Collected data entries
· · ·
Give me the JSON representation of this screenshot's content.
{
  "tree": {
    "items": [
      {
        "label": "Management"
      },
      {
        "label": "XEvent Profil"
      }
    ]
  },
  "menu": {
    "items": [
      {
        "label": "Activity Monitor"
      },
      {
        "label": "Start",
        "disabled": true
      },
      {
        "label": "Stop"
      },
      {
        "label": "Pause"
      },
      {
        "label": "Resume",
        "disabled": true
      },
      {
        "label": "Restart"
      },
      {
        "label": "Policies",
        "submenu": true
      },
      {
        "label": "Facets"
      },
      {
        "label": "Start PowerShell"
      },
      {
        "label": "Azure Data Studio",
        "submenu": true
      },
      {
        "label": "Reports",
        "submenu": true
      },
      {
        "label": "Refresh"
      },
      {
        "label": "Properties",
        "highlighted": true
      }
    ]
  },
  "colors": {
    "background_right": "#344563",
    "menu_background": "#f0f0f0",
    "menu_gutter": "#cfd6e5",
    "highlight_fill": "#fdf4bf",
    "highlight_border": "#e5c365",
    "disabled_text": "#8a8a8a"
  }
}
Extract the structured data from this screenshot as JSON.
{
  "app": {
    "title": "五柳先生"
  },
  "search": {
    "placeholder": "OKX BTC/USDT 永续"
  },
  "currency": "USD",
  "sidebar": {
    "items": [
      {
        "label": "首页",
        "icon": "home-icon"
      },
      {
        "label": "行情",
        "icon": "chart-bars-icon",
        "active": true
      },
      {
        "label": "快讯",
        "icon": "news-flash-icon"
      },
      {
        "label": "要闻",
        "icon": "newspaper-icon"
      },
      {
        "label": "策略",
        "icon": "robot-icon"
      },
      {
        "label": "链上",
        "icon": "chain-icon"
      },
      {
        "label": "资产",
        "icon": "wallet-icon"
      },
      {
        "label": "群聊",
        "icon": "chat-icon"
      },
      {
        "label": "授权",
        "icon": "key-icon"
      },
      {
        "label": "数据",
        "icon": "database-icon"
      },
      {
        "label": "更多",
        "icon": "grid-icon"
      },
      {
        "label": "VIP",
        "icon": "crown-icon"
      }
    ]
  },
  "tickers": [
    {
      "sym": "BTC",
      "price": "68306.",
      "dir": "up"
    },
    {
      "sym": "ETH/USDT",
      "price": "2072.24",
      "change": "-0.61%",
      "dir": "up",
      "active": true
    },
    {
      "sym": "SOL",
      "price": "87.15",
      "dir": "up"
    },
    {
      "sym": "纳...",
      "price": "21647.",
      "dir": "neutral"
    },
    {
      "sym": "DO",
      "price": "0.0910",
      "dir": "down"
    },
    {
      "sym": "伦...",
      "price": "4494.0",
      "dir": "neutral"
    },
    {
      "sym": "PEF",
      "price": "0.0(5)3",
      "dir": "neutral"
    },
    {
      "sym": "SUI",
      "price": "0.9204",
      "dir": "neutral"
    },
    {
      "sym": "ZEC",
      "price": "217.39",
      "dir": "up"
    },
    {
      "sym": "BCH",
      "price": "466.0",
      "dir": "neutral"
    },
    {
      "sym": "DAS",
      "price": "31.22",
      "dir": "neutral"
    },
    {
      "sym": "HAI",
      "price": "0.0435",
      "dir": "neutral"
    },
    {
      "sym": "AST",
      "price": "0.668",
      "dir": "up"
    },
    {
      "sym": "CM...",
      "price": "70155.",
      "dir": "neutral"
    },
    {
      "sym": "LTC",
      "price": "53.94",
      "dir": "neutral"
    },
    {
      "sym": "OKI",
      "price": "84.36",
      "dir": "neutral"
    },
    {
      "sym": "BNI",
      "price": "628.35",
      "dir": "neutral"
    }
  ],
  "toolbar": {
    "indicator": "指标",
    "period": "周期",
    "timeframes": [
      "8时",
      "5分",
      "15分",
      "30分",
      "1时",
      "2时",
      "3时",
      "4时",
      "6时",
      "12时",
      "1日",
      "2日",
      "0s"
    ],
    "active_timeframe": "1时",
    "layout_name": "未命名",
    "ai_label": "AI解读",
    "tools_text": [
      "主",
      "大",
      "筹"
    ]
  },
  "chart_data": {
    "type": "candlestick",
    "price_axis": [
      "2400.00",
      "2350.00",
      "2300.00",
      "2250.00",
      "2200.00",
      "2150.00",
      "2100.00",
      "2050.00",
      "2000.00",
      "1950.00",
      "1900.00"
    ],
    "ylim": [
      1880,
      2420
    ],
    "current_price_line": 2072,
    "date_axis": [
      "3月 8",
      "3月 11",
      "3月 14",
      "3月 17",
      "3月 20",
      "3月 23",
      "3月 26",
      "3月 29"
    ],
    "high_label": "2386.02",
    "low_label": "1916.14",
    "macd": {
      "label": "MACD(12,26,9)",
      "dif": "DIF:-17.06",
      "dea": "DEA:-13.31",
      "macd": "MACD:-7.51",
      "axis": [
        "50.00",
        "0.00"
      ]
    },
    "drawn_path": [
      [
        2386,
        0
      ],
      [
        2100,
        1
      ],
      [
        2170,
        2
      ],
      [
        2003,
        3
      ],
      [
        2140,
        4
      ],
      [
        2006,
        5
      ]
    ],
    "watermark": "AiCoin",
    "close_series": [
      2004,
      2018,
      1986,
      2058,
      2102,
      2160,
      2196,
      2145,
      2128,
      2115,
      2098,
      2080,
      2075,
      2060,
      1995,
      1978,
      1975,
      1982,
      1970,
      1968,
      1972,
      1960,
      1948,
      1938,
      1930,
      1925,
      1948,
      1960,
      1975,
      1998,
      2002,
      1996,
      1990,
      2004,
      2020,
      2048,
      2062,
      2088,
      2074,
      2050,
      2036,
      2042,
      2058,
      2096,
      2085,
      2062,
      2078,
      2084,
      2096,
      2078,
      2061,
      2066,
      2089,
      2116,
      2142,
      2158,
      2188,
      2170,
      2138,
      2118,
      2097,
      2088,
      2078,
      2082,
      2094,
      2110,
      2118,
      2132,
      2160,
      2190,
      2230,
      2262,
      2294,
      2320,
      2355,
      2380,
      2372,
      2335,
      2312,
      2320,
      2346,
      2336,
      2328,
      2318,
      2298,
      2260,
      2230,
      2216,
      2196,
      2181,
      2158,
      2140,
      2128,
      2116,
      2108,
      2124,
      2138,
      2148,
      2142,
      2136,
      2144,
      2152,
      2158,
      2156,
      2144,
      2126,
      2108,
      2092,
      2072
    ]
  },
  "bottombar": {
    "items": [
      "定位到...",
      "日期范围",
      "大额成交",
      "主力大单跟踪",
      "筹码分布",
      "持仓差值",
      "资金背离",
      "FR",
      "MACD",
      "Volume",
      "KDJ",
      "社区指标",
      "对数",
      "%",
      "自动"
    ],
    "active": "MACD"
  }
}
· · ·
Aim
Reproduce the material above, every line of it, exactly.

Response
Give me the JSON representation of this screenshot's content.
{
  "tree": {
    "items": [
      {
        "label": "Management"
      },
      {
        "label": "XEvent Profil"
      }
    ]
  },
  "menu": {
    "items": [
      {
        "label": "Activity Monitor"
      },
      {
        "label": "Start",
        "disabled": true
      },
      {
        "label": "Stop"
      },
      {
        "label": "Pause"
      },
      {
        "label": "Resume",
        "disabled": true
      },
      {
        "label": "Restart"
      },
      {
        "label": "Policies",
        "submenu": true
      },
      {
        "label": "Facets"
      },
      {
        "label": "Start PowerShell"
      },
      {
        "label": "Azure Data Studio",
        "submenu": true
      },
      {
        "label": "Reports",
        "submenu": true
      },
      {
        "label": "Refresh"
      },
      {
        "label": "Properties",
        "highlighted": true
      }
    ]
  },
  "colors": {
    "background_right": "#344563",
    "menu_background": "#f0f0f0",
    "menu_gutter": "#cfd6e5",
    "highlight_fill": "#fdf4bf",
    "highlight_border": "#e5c365",
    "disabled_text": "#8a8a8a"
  }
}
Extract the structured data from this screenshot as JSON.
{
  "app": {
    "title": "五柳先生"
  },
  "search": {
    "placeholder": "OKX BTC/USDT 永续"
  },
  "currency": "USD",
  "sidebar": {
    "items": [
      {
        "label": "首页",
        "icon": "home-icon"
      },
      {
        "label": "行情",
        "icon": "chart-bars-icon",
        "active": true
      },
      {
        "label": "快讯",
        "icon": "news-flash-icon"
      },
      {
        "label": "要闻",
        "icon": "newspaper-icon"
      },
      {
        "label": "策略",
        "icon": "robot-icon"
      },
      {
        "label": "链上",
        "icon": "chain-icon"
      },
      {
        "label": "资产",
        "icon": "wallet-icon"
      },
      {
        "label": "群聊",
        "icon": "chat-icon"
      },
      {
        "label": "授权",
        "icon": "key-icon"
      },
      {
        "label": "数据",
        "icon": "database-icon"
      },
      {
        "label": "更多",
        "icon": "grid-icon"
      },
      {
        "label": "VIP",
        "icon": "crown-icon"
      }
    ]
  },
  "tickers": [
    {
      "sym": "BTC",
      "price": "68306.",
      "dir": "up"
    },
    {
      "sym": "ETH/USDT",
      "price": "2072.24",
      "change": "-0.61%",
      "dir": "up",
      "active": true
    },
    {
      "sym": "SOL",
      "price": "87.15",
      "dir": "up"
    },
    {
      "sym": "纳...",
      "price": "21647.",
      "dir": "neutral"
    },
    {
      "sym": "DO",
      "price": "0.0910",
      "dir": "down"
    },
    {
      "sym": "伦...",
      "price": "4494.0",
      "dir": "neutral"
    },
    {
      "sym": "PEF",
      "price": "0.0(5)3",
      "dir": "neutral"
    },
    {
      "sym": "SUI",
      "price": "0.9204",
      "dir": "neutral"
    },
    {
      "sym": "ZEC",
      "price": "217.39",
      "dir": "up"
    },
    {
      "sym": "BCH",
      "price": "466.0",
      "dir": "neutral"
    },
    {
      "sym": "DAS",
      "price": "31.22",
      "dir": "neutral"
    },
    {
      "sym": "HAI",
      "price": "0.0435",
      "dir": "neutral"
    },
    {
      "sym": "AST",
      "price": "0.668",
      "dir": "up"
    },
    {
      "sym": "CM...",
      "price": "70155.",
      "dir": "neutral"
    },
    {
      "sym": "LTC",
      "price": "53.94",
      "dir": "neutral"
    },
    {
      "sym": "OKI",
      "price": "84.36",
      "dir": "neutral"
    },
    {
      "sym": "BNI",
      "price": "628.35",
      "dir": "neutral"
    }
  ],
  "toolbar": {
    "indicator": "指标",
    "period": "周期",
    "timeframes": [
      "8时",
      "5分",
      "15分",
      "30分",
      "1时",
      "2时",
      "3时",
      "4时",
      "6时",
      "12时",
      "1日",
      "2日",
      "0s"
    ],
    "active_timeframe": "1时",
    "layout_name": "未命名",
    "ai_label": "AI解读",
    "tools_text": [
      "主",
      "大",
      "筹"
    ]
  },
  "chart_data": {
    "type": "candlestick",
    "price_axis": [
      "2400.00",
      "2350.00",
      "2300.00",
      "2250.00",
      "2200.00",
      "2150.00",
      "2100.00",
      "2050.00",
      "2000.00",
      "1950.00",
      "1900.00"
    ],
    "ylim": [
      1880,
      2420
    ],
    "current_price_line": 2072,
    "date_axis": [
      "3月 8",
      "3月 11",
      "3月 14",
      "3月 17",
      "3月 20",
      "3月 23",
      "3月 26",
      "3月 29"
    ],
    "high_label": "2386.02",
    "low_label": "1916.14",
    "macd": {
      "label": "MACD(12,26,9)",
      "dif": "DIF:-17.06",
      "dea": "DEA:-13.31",
      "macd": "MACD:-7.51",
      "axis": [
        "50.00",
        "0.00"
      ]
    },
    "drawn_path": [
      [
        2386,
        0
      ],
      [
        2100,
        1
      ],
      [
        2170,
        2
      ],
      [
        2003,
        3
      ],
      [
        2140,
        4
      ],
      [
        2006,
        5
      ]
    ],
    "watermark": "AiCoin",
    "close_series": [
      2004,
      2018,
      1986,
      2058,
      2102,
      2160,
      2196,
      2145,
      2128,
      2115,
      2098,
      2080,
      2075,
      2060,
      1995,
      1978,
      1975,
      1982,
      1970,
      1968,
      1972,
      1960,
      1948,
      1938,
      1930,
      1925,
      1948,
      1960,
      1975,
      1998,
      2002,
      1996,
      1990,
      2004,
      2020,
      2048,
      2062,
      2088,
      2074,
      2050,
      2036,
      2042,
      2058,
      2096,
      2085,
      2062,
      2078,
      2084,
      2096,
      2078,
      2061,
      2066,
      2089,
      2116,
      2142,
      2158,
      2188,
      2170,
      2138,
      2118,
      2097,
      2088,
      2078,
      2082,
      2094,
      2110,
      2118,
      2132,
      2160,
      2190,
      2230,
      2262,
      2294,
      2320,
      2355,
      2380,
      2372,
      2335,
      2312,
      2320,
      2346,
      2336,
      2328,
      2318,
      2298,
      2260,
      2230,
      2216,
      2196,
      2181,
      2158,
      2140,
      2128,
      2116,
      2108,
      2124,
      2138,
      2148,
      2142,
      2136,
      2144,
      2152,
      2158,
      2156,
      2144,
      2126,
      2108,
      2092,
      2072
    ]
  },
  "bottombar": {
    "items": [
      "定位到...",
      "日期范围",
      "大额成交",
      "主力大单跟踪",
      "筹码分布",
      "持仓差值",
      "资金背离",
      "FR",
      "MACD",
      "Volume",
      "KDJ",
      "社区指标",
      "对数",
      "%",
      "自动"
    ],
    "active": "MACD"
  }
}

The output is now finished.